> [Exercise brief]
Transcribe all of the material below word for word and leave out its pictures.

> [Supplied material]
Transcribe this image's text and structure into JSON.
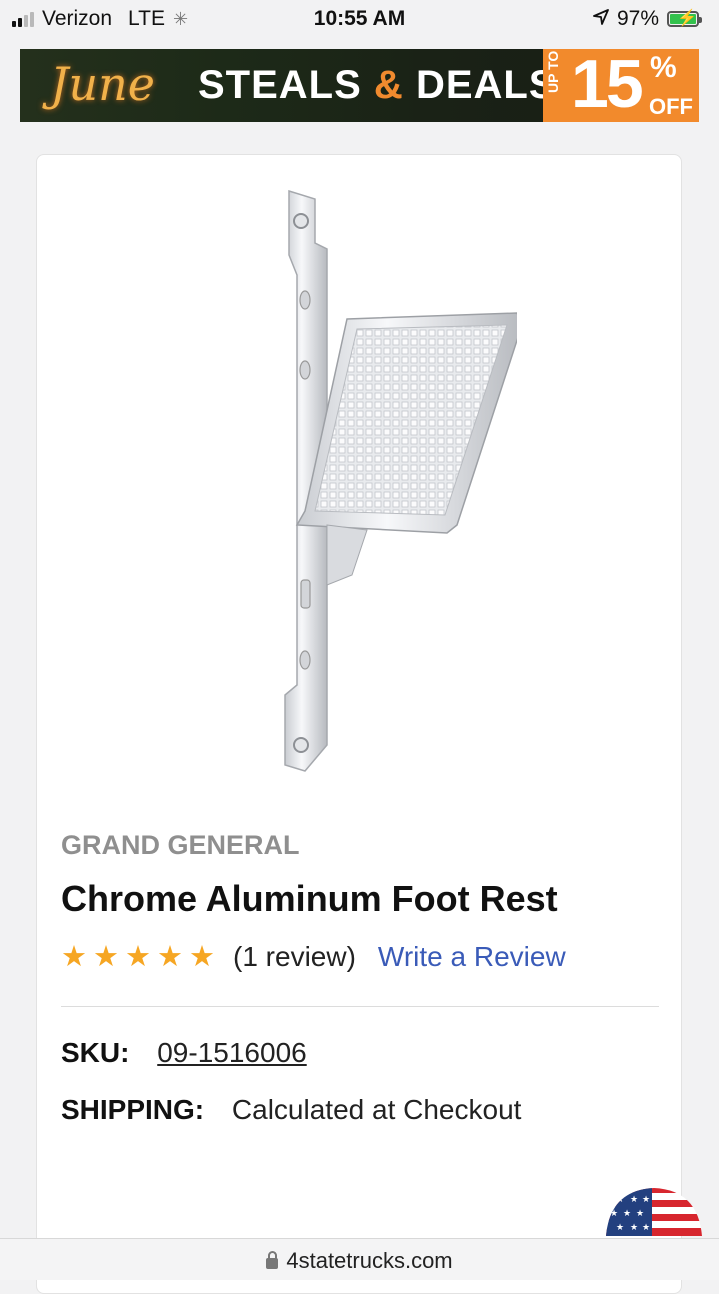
{
  "status_bar": {
    "carrier": "Verizon",
    "network": "LTE",
    "time": "10:55 AM",
    "battery": "97%",
    "battery_level": 0.97
  },
  "banner": {
    "script_text": "June",
    "headline_part1": "STEALS",
    "headline_amp": "&",
    "headline_part2": "DEALS",
    "up_to": "UP TO",
    "discount_number": "15",
    "discount_percent": "%",
    "discount_off": "OFF",
    "colors": {
      "accent": "#f28a2c",
      "dark": "#1d2a18"
    }
  },
  "product": {
    "brand": "GRAND GENERAL",
    "title": "Chrome Aluminum Foot Rest",
    "rating": 5,
    "rating_max": 5,
    "review_count": "(1 review)",
    "write_review": "Write a Review",
    "sku_label": "SKU:",
    "sku_value": "09-1516006",
    "shipping_label": "SHIPPING:",
    "shipping_value": "Calculated at Checkout"
  },
  "icons": {
    "signal": "signal-bars-icon",
    "location": "location-arrow-icon",
    "battery": "battery-charging-icon",
    "lock": "lock-icon",
    "flag": "us-flag-icon"
  },
  "url_bar": {
    "domain": "4statetrucks.com"
  }
}
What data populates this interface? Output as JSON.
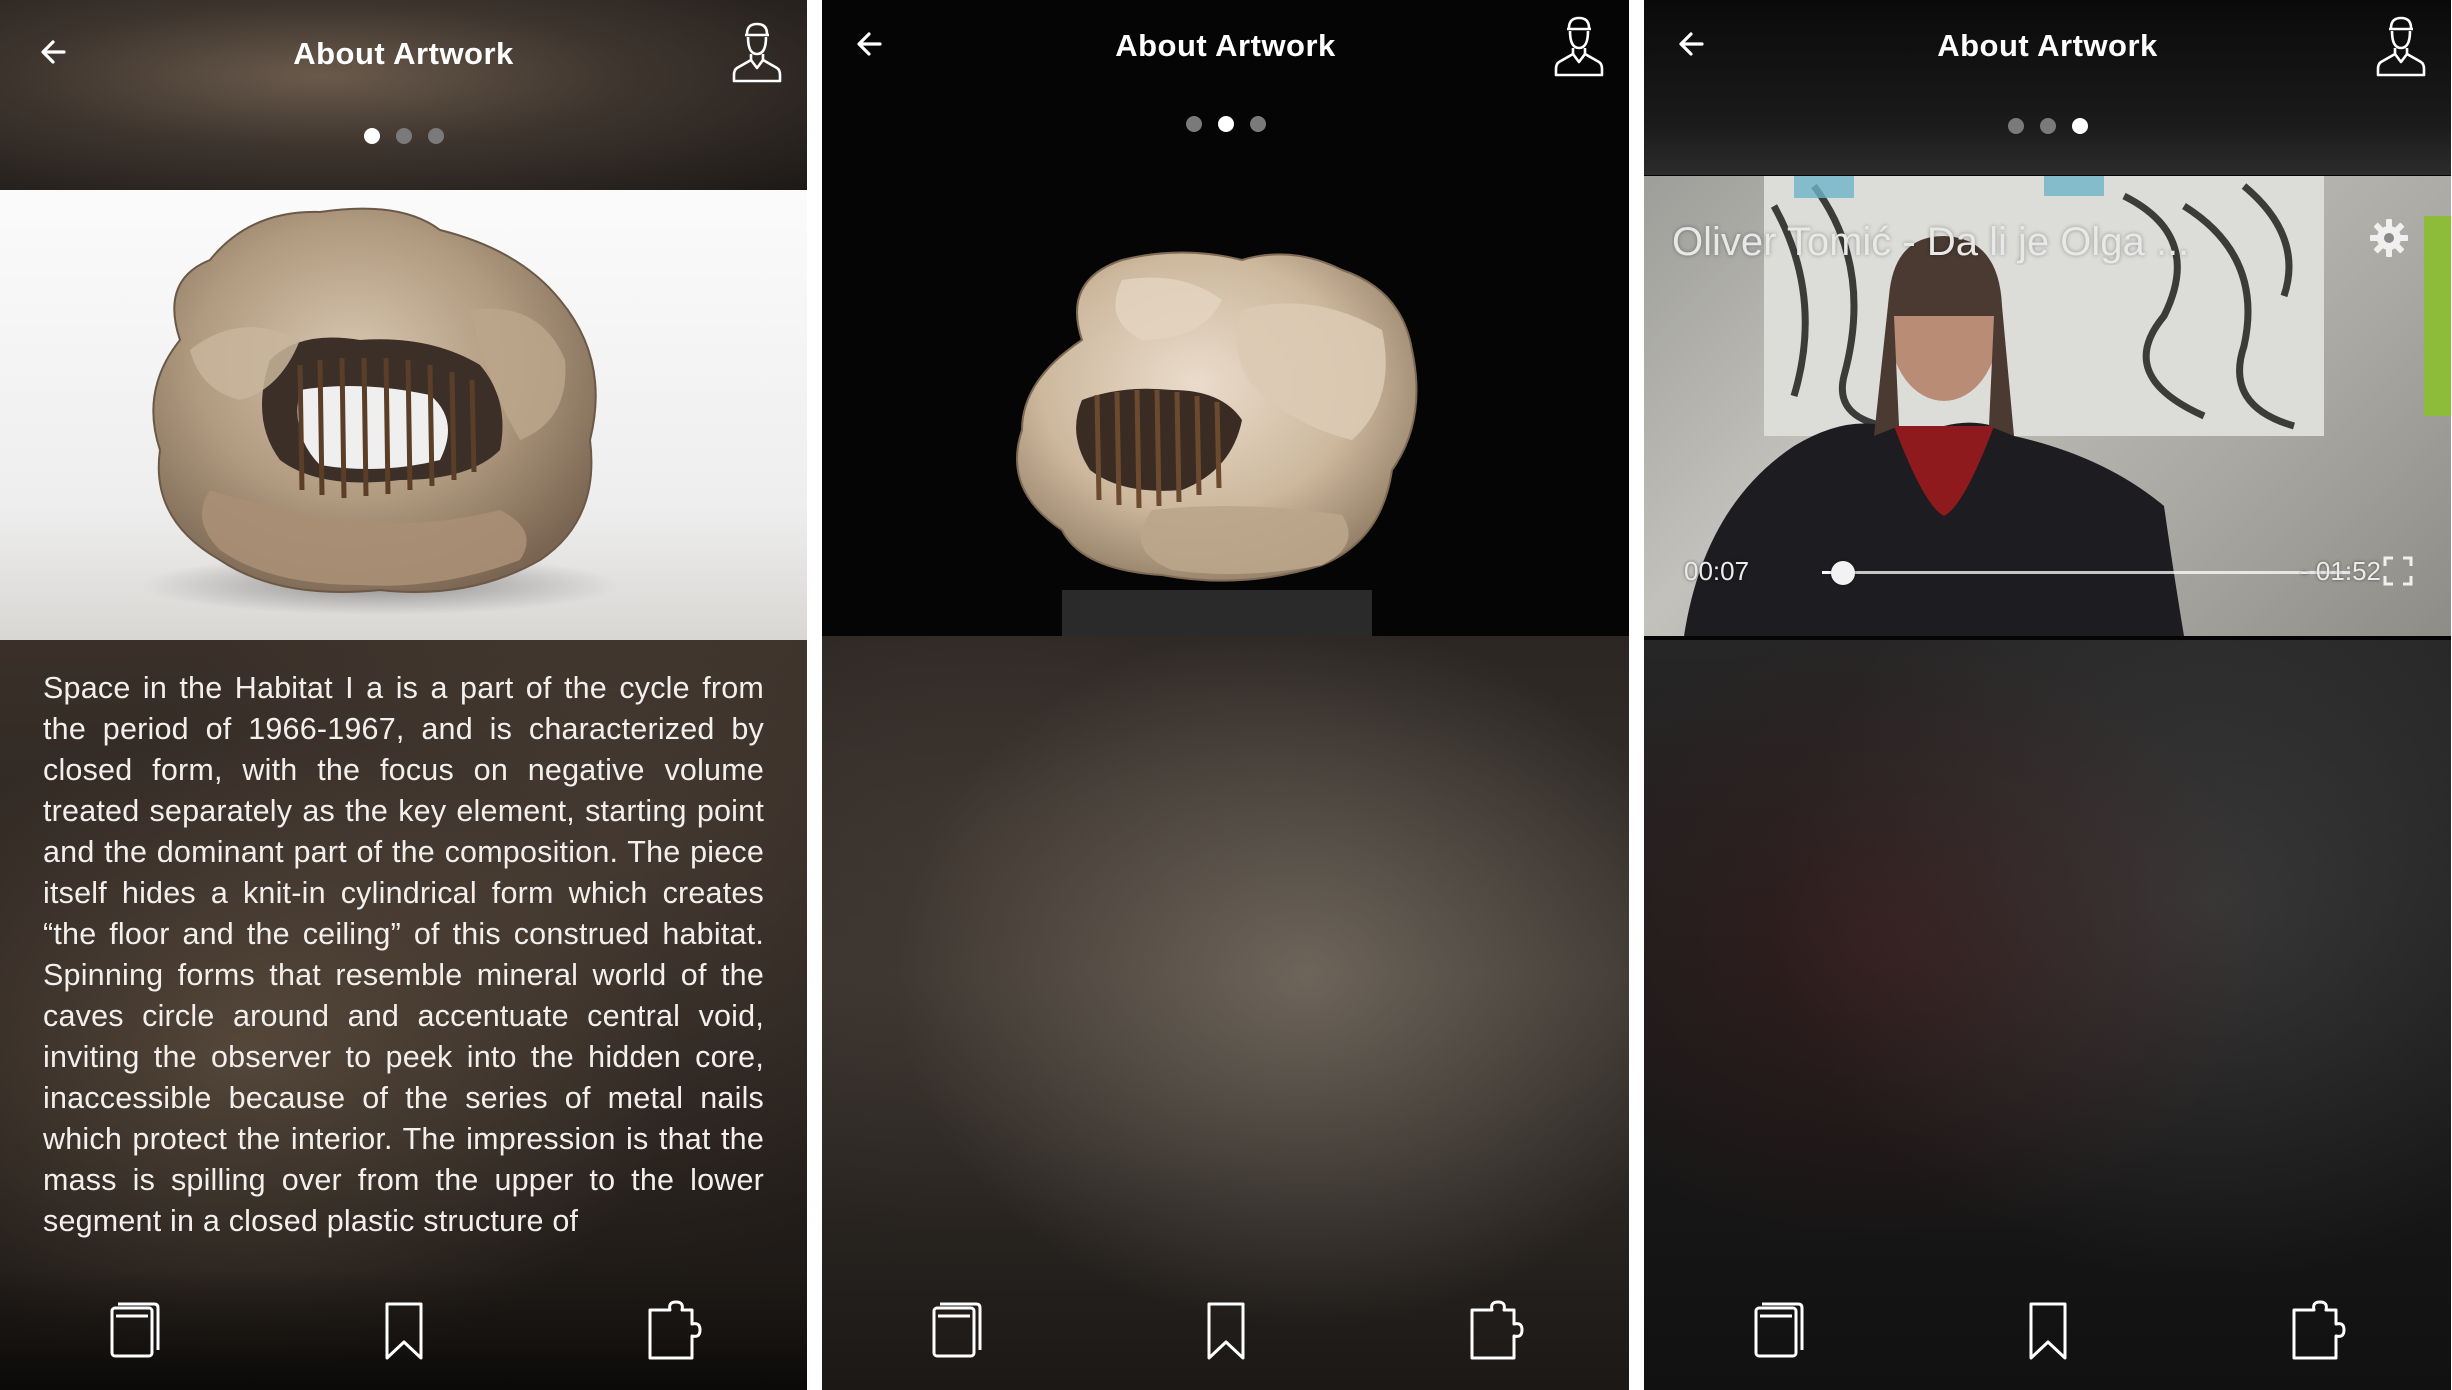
{
  "screens": [
    {
      "header": {
        "title": "About Artwork"
      },
      "pager": {
        "count": 3,
        "active": 0
      },
      "description": "Space in the Habitat I a is a part of the cycle from the period of 1966-1967, and is characterized by closed form, with the focus on negative volume treated separately as the key element, starting point and the dominant part of the composition. The piece itself hides a knit-in cylindrical form which creates “the floor and the ceiling” of this construed habitat. Spinning forms that resemble mineral world of the caves circle around and accentuate central void, inviting the observer to peek into the hidden core, inaccessible because of the series of metal nails which protect the interior. The impression is that the mass is spilling over from the upper to the lower segment in a closed plastic structure of"
    },
    {
      "header": {
        "title": "About Artwork"
      },
      "pager": {
        "count": 3,
        "active": 1
      }
    },
    {
      "header": {
        "title": "About Artwork"
      },
      "pager": {
        "count": 3,
        "active": 2
      },
      "video": {
        "title": "Oliver Tomić  - Da li je Olga ...",
        "current_time": "00:07",
        "remaining_time": "- 01:52",
        "progress_fraction": 0.04
      }
    }
  ],
  "icons": {
    "back": "back-arrow-icon",
    "profile": "user-profile-icon",
    "nav": [
      "notes-icon",
      "bookmark-icon",
      "puzzle-icon"
    ],
    "settings": "gear-icon",
    "fullscreen": "fullscreen-icon"
  },
  "colors": {
    "text": "#ffffff",
    "dot_inactive": "#7a7a7a",
    "dot_active": "#ffffff"
  }
}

> [Response to this task]
Transcribe this image's text and structure into JSON.
{
  "status_bar": {
    "carrier": "Verizon",
    "network": "LTE",
    "time": "10:55 AM",
    "battery": "97%",
    "battery_level": 0.97
  },
  "banner": {
    "script_text": "June",
    "headline_part1": "STEALS",
    "headline_amp": "&",
    "headline_part2": "DEALS",
    "up_to": "UP TO",
    "discount_number": "15",
    "discount_percent": "%",
    "discount_off": "OFF",
    "colors": {
      "accent": "#f28a2c",
      "dark": "#1d2a18"
    }
  },
  "product": {
    "brand": "GRAND GENERAL",
    "title": "Chrome Aluminum Foot Rest",
    "rating": 5,
    "rating_max": 5,
    "review_count": "(1 review)",
    "write_review": "Write a Review",
    "sku_label": "SKU:",
    "sku_value": "09-1516006",
    "shipping_label": "SHIPPING:",
    "shipping_value": "Calculated at Checkout"
  },
  "icons": {
    "signal": "signal-bars-icon",
    "location": "location-arrow-icon",
    "battery": "battery-charging-icon",
    "lock": "lock-icon",
    "flag": "us-flag-icon"
  },
  "url_bar": {
    "domain": "4statetrucks.com"
  }
}
What data populates this interface? Output as JSON.
{
  "screens": [
    {
      "header": {
        "title": "About Artwork"
      },
      "pager": {
        "count": 3,
        "active": 0
      },
      "description": "Space in the Habitat I a is a part of the cycle from the period of 1966-1967, and is characterized by closed form, with the focus on negative volume treated separately as the key element, starting point and the dominant part of the composition. The piece itself hides a knit-in cylindrical form which creates “the floor and the ceiling” of this construed habitat. Spinning forms that resemble mineral world of the caves circle around and accentuate central void, inviting the observer to peek into the hidden core, inaccessible because of the series of metal nails which protect the interior. The impression is that the mass is spilling over from the upper to the lower segment in a closed plastic structure of"
    },
    {
      "header": {
        "title": "About Artwork"
      },
      "pager": {
        "count": 3,
        "active": 1
      }
    },
    {
      "header": {
        "title": "About Artwork"
      },
      "pager": {
        "count": 3,
        "active": 2
      },
      "video": {
        "title": "Oliver Tomić  - Da li je Olga ...",
        "current_time": "00:07",
        "remaining_time": "- 01:52",
        "progress_fraction": 0.04
      }
    }
  ],
  "icons": {
    "back": "back-arrow-icon",
    "profile": "user-profile-icon",
    "nav": [
      "notes-icon",
      "bookmark-icon",
      "puzzle-icon"
    ],
    "settings": "gear-icon",
    "fullscreen": "fullscreen-icon"
  },
  "colors": {
    "text": "#ffffff",
    "dot_inactive": "#7a7a7a",
    "dot_active": "#ffffff"
  }
}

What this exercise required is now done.